» **WHAT YOU ARE ASKED TO DO**
Pull out every line below containing the word "JSON".

[Records from a collection]

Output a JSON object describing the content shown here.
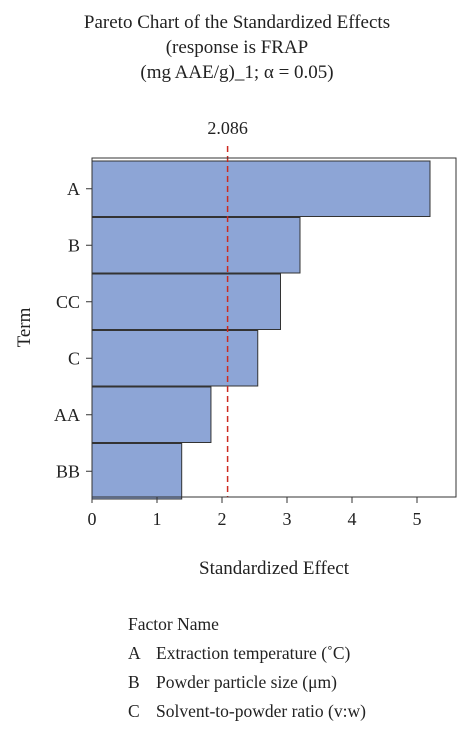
{
  "chart_data": {
    "type": "bar",
    "orientation": "horizontal",
    "title_lines": [
      "Pareto Chart of the Standardized Effects",
      "(response is FRAP",
      "(mg AAE/g)_1; α = 0.05)"
    ],
    "categories": [
      "A",
      "B",
      "CC",
      "C",
      "AA",
      "BB"
    ],
    "values": [
      5.2,
      3.2,
      2.9,
      2.55,
      1.83,
      1.38
    ],
    "reference_line": {
      "value": 2.086,
      "label": "2.086",
      "color": "#cc2a1f"
    },
    "xlabel": "Standardized Effect",
    "ylabel": "Term",
    "xlim": [
      0,
      5.6
    ],
    "xticks": [
      "0",
      "1",
      "2",
      "3",
      "4",
      "5"
    ],
    "bar_color": "#8da5d6",
    "bar_edge_color": "#333333",
    "grid": false
  },
  "legend": {
    "title": "Factor Name",
    "items": [
      {
        "code": "A",
        "name": "Extraction temperature (˚C)"
      },
      {
        "code": "B",
        "name": "Powder particle size (μm)"
      },
      {
        "code": "C",
        "name": "Solvent-to-powder ratio (v:w)"
      }
    ]
  }
}
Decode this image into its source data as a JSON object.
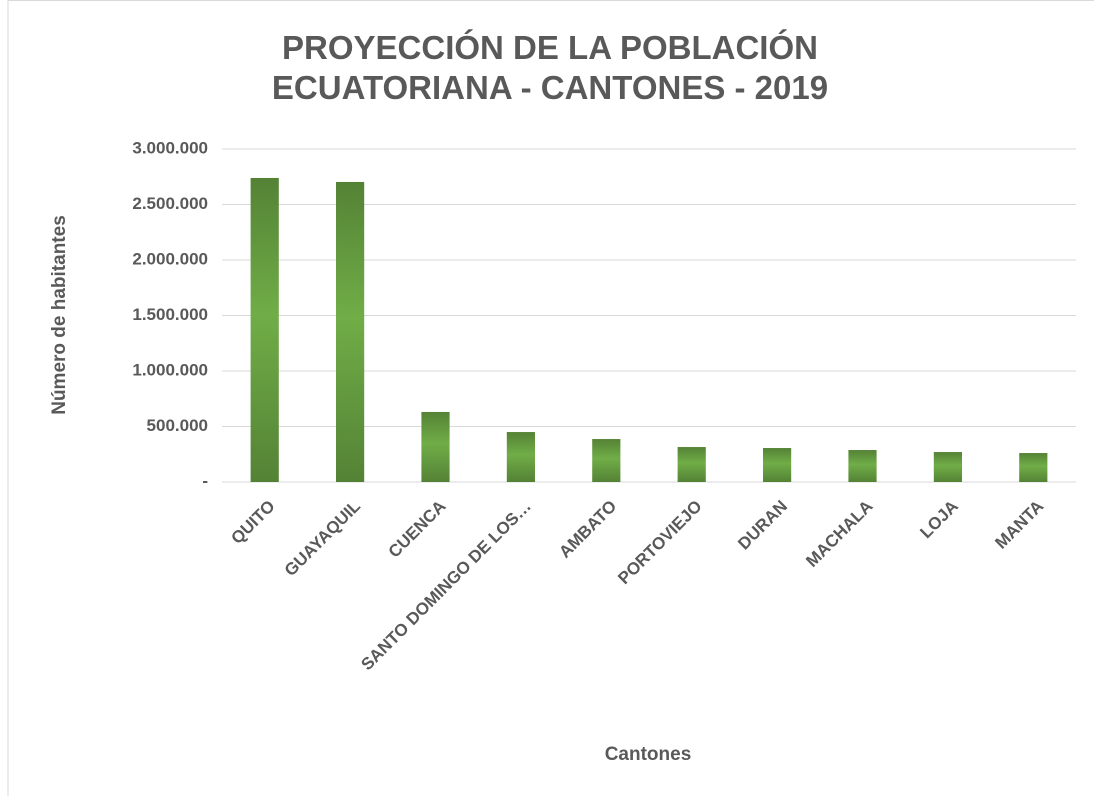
{
  "chart_data": {
    "type": "bar",
    "title": "PROYECCIÓN DE LA POBLACIÓN ECUATORIANA - CANTONES - 2019",
    "x_label": "Cantones",
    "y_label": "Número de habitantes",
    "categories": [
      "QUITO",
      "GUAYAQUIL",
      "CUENCA",
      "SANTO DOMINGO DE LOS…",
      "AMBATO",
      "PORTOVIEJO",
      "DURAN",
      "MACHALA",
      "LOJA",
      "MANTA"
    ],
    "values": [
      2739000,
      2703000,
      631000,
      450000,
      387000,
      315000,
      306000,
      288000,
      270000,
      261000
    ],
    "color": "#548235",
    "ylim": [
      0,
      3000000
    ],
    "yticks": [
      {
        "value": 0,
        "label": "-"
      },
      {
        "value": 500000,
        "label": "500.000"
      },
      {
        "value": 1000000,
        "label": "1.000.000"
      },
      {
        "value": 1500000,
        "label": "1.500.000"
      },
      {
        "value": 2000000,
        "label": "2.000.000"
      },
      {
        "value": 2500000,
        "label": "2.500.000"
      },
      {
        "value": 3000000,
        "label": "3.000.000"
      }
    ],
    "grid": true
  }
}
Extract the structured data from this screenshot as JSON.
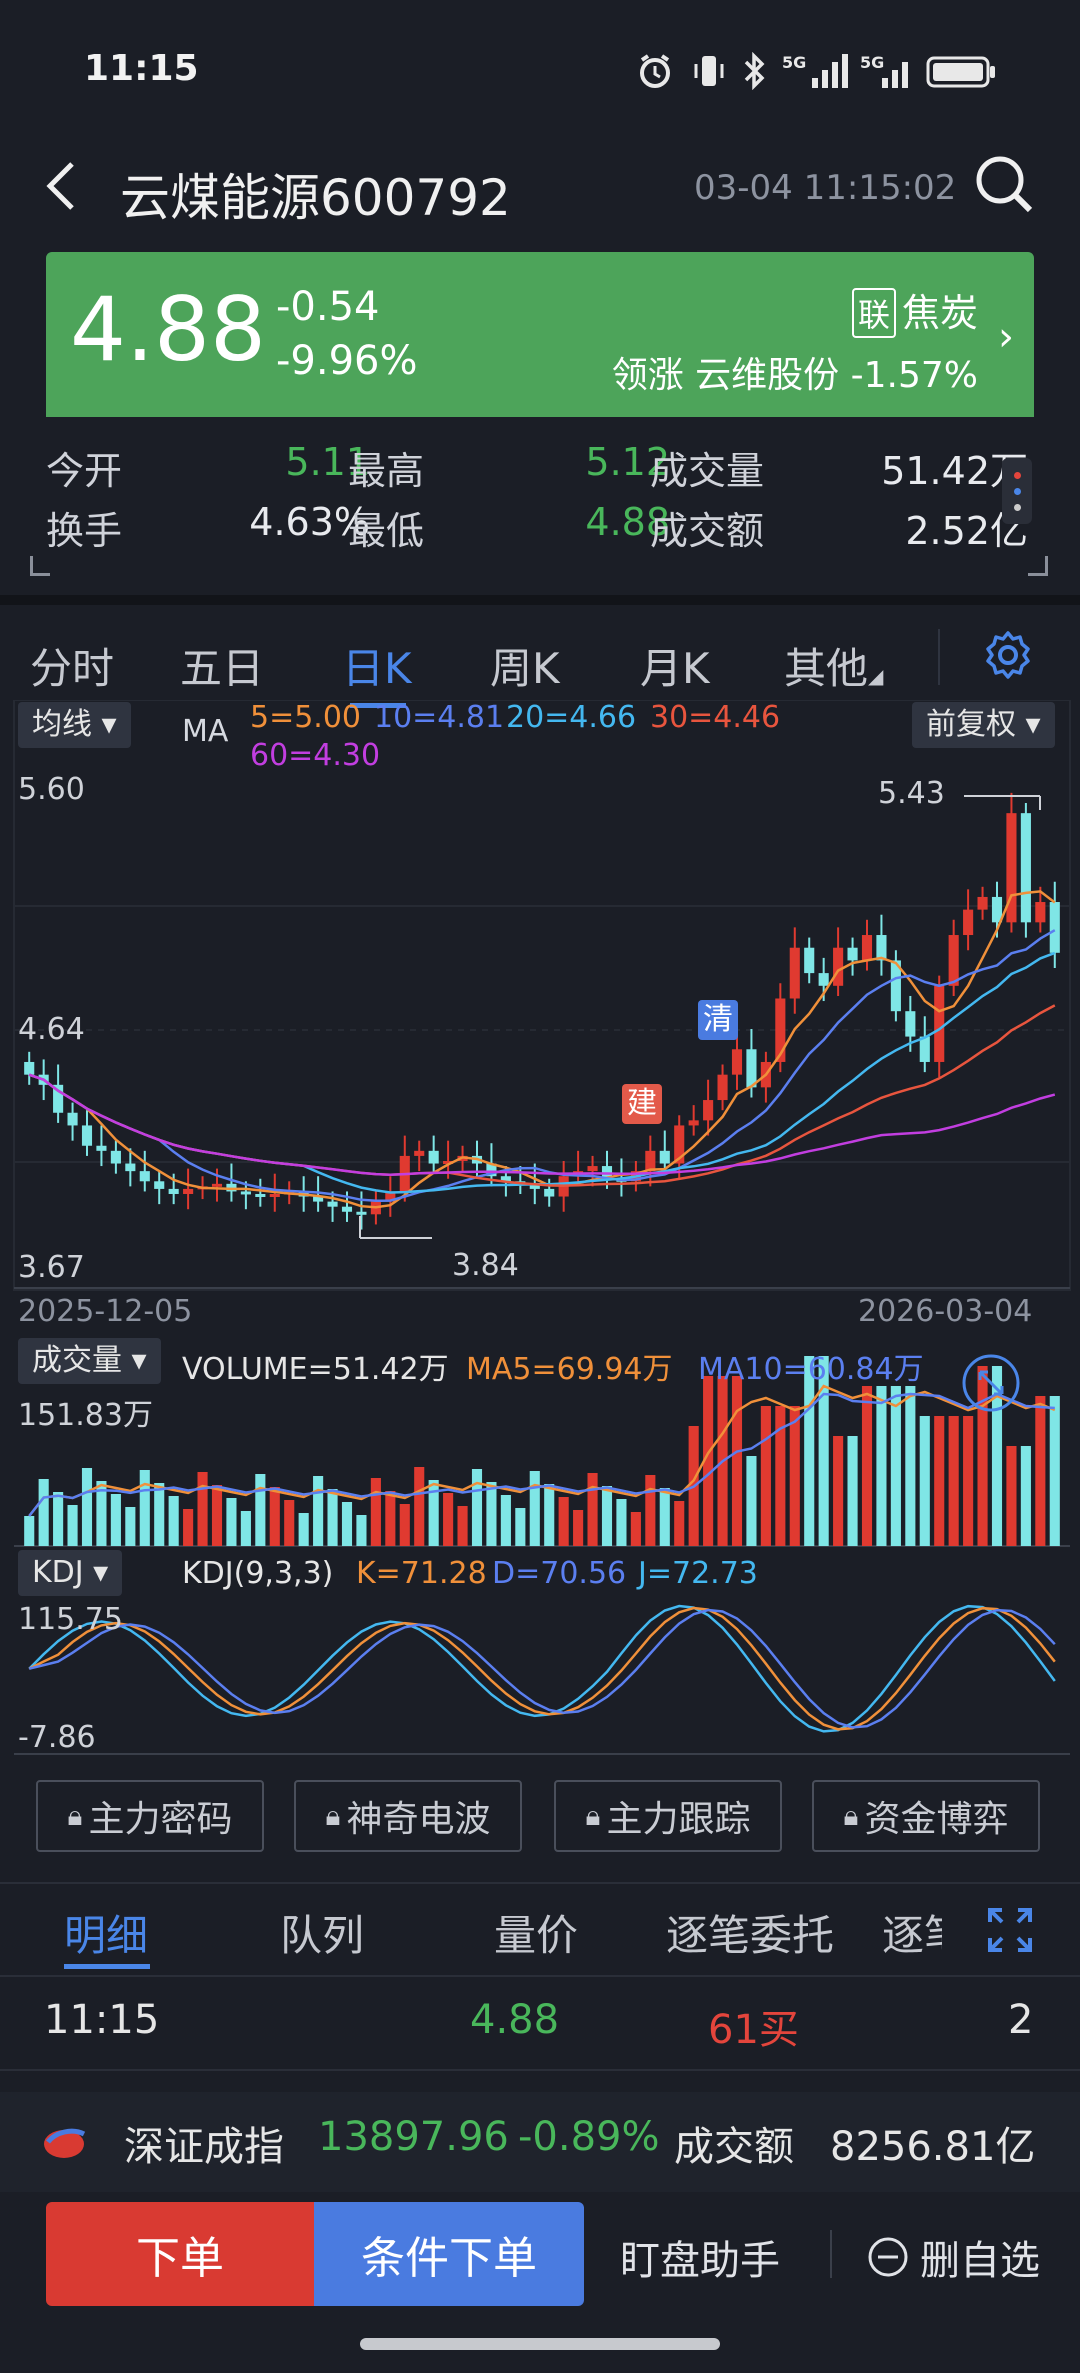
{
  "status_bar": {
    "time": "11:15",
    "net1": "5G",
    "net2": "5G"
  },
  "header": {
    "title": "云煤能源600792",
    "datetime": "03-04 11:15:02"
  },
  "quote": {
    "price": "4.88",
    "change": "-0.54",
    "change_pct": "-9.96%",
    "sector_badge": "联",
    "sector": "焦炭",
    "lead_label": "领涨",
    "lead_stock": "云维股份",
    "lead_pct": "-1.57%"
  },
  "stats": {
    "open_label": "今开",
    "open": "5.11",
    "high_label": "最高",
    "high": "5.12",
    "volume_label": "成交量",
    "volume": "51.42万",
    "turnover_label": "换手",
    "turnover": "4.63%",
    "low_label": "最低",
    "low": "4.88",
    "amount_label": "成交额",
    "amount": "2.52亿"
  },
  "ktabs": [
    "分时",
    "五日",
    "日K",
    "周K",
    "月K",
    "其他"
  ],
  "chart": {
    "ma_dropdown": "均线",
    "ma_label": "MA",
    "ma5": "5=5.00",
    "ma10": "10=4.81",
    "ma20": "20=4.66",
    "ma30": "30=4.46",
    "ma60": "60=4.30",
    "adj_dropdown": "前复权",
    "y_top": "5.60",
    "y_mid": "4.64",
    "y_bot": "3.67",
    "max_label": "5.43",
    "min_label": "3.84",
    "date_start": "2025-12-05",
    "date_end": "2026-03-04",
    "marker_jian": "建",
    "marker_qing": "清",
    "vol_dropdown": "成交量",
    "vol_value": "VOLUME=51.42万",
    "vol_ma5": "MA5=69.94万",
    "vol_ma10": "MA10=60.84万",
    "vol_top": "151.83万",
    "kdj_dropdown": "KDJ",
    "kdj_label": "KDJ(9,3,3)",
    "kdj_k": "K=71.28",
    "kdj_d": "D=70.56",
    "kdj_j": "J=72.73",
    "kdj_top": "115.75",
    "kdj_bot": "-7.86",
    "colors": {
      "ma5": "#f0903a",
      "ma10": "#5b7ff0",
      "ma20": "#44b8f0",
      "ma30": "#e8553e",
      "ma60": "#c23ee0",
      "up": "#e03a30",
      "down": "#7fe6e6"
    }
  },
  "tools": [
    "主力密码",
    "神奇电波",
    "主力跟踪",
    "资金博弈"
  ],
  "detail_tabs": [
    "明细",
    "队列",
    "量价",
    "逐笔委托",
    "逐笔"
  ],
  "trade": {
    "time": "11:15",
    "price": "4.88",
    "vol": "61买",
    "count": "2"
  },
  "index": {
    "name": "深证成指",
    "value": "13897.96",
    "pct": "-0.89%",
    "amount_label": "成交额",
    "amount": "8256.81亿"
  },
  "actions": {
    "order": "下单",
    "cond_order": "条件下单",
    "monitor": "盯盘助手",
    "remove": "删自选"
  }
}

» **EXPECTED ANSWER**
Output a JSON object describing the content shown here.
Decode this image into its source data as a JSON object.
Extract the structured data from this screenshot as JSON.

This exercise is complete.